## What to do
Leave out the pictures and copy every record exactly.

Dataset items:
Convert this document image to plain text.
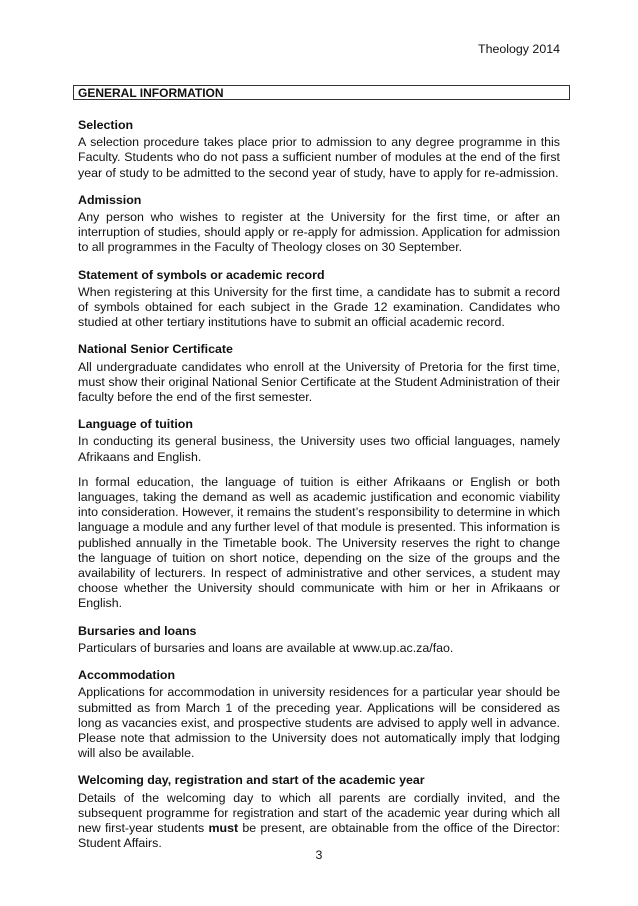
Theology 2014
GENERAL INFORMATION
Selection

A selection procedure takes place prior to admission to any degree programme in this Faculty. Students who do not pass a sufficient number of modules at the end of the first year of study to be admitted to the second year of study, have to apply for re-admission.

Admission

Any person who wishes to register at the University for the first time, or after an interruption of studies, should apply or re-apply for admission. Application for admission to all programmes in the Faculty of Theology closes on 30 September.

Statement of symbols or academic record

When registering at this University for the first time, a candidate has to submit a record of symbols obtained for each subject in the Grade 12 examination. Candidates who studied at other tertiary institutions have to submit an official academic record.

National Senior Certificate

All undergraduate candidates who enroll at the University of Pretoria for the first time, must show their original National Senior Certificate at the Student Administration of their faculty before the end of the first semester.

Language of tuition

In conducting its general business, the University uses two official languages, namely Afrikaans and English.

In formal education, the language of tuition is either Afrikaans or English or both languages, taking the demand as well as academic justification and economic viability into consideration. However, it remains the student’s responsibility to determine in which language a module and any further level of that module is presented. This information is published annually in the Timetable book. The University reserves the right to change the language of tuition on short notice, depending on the size of the groups and the availability of lecturers. In respect of administrative and other services, a student may choose whether the University should communicate with him or her in Afrikaans or English.

Bursaries and loans

Particulars of bursaries and loans are available at www.up.ac.za/fao.

Accommodation

Applications for accommodation in university residences for a particular year should be submitted as from March 1 of the preceding year. Applications will be considered as long as vacancies exist, and prospective students are advised to apply well in advance. Please note that admission to the University does not automatically imply that lodging will also be available.

Welcoming day, registration and start of the academic year

Details of the welcoming day to which all parents are cordially invited, and the subsequent programme for registration and start of the academic year during which all new first-year students must be present, are obtainable from the office of the Director: Student Affairs.

3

## Answer to this task
Convert this document image to plain text.
Theology 2014
GENERAL INFORMATION
Selection

A selection procedure takes place prior to admission to any degree programme in this Faculty. Students who do not pass a sufficient number of modules at the end of the first year of study to be admitted to the second year of study, have to apply for re-admission.

Admission

Any person who wishes to register at the University for the first time, or after an interruption of studies, should apply or re-apply for admission. Application for admission to all programmes in the Faculty of Theology closes on 30 September.

Statement of symbols or academic record

When registering at this University for the first time, a candidate has to submit a record of symbols obtained for each subject in the Grade 12 examination. Candidates who studied at other tertiary institutions have to submit an official academic record.

National Senior Certificate

All undergraduate candidates who enroll at the University of Pretoria for the first time, must show their original National Senior Certificate at the Student Administration of their faculty before the end of the first semester.

Language of tuition

In conducting its general business, the University uses two official languages, namely Afrikaans and English.

In formal education, the language of tuition is either Afrikaans or English or both languages, taking the demand as well as academic justification and economic viability into consideration. However, it remains the student’s responsibility to determine in which language a module and any further level of that module is presented. This information is published annually in the Timetable book. The University reserves the right to change the language of tuition on short notice, depending on the size of the groups and the availability of lecturers. In respect of administrative and other services, a student may choose whether the University should communicate with him or her in Afrikaans or English.

Bursaries and loans

Particulars of bursaries and loans are available at www.up.ac.za/fao.

Accommodation

Applications for accommodation in university residences for a particular year should be submitted as from March 1 of the preceding year. Applications will be considered as long as vacancies exist, and prospective students are advised to apply well in advance. Please note that admission to the University does not automatically imply that lodging will also be available.

Welcoming day, registration and start of the academic year

Details of the welcoming day to which all parents are cordially invited, and the subsequent programme for registration and start of the academic year during which all new first-year students must be present, are obtainable from the office of the Director: Student Affairs.

3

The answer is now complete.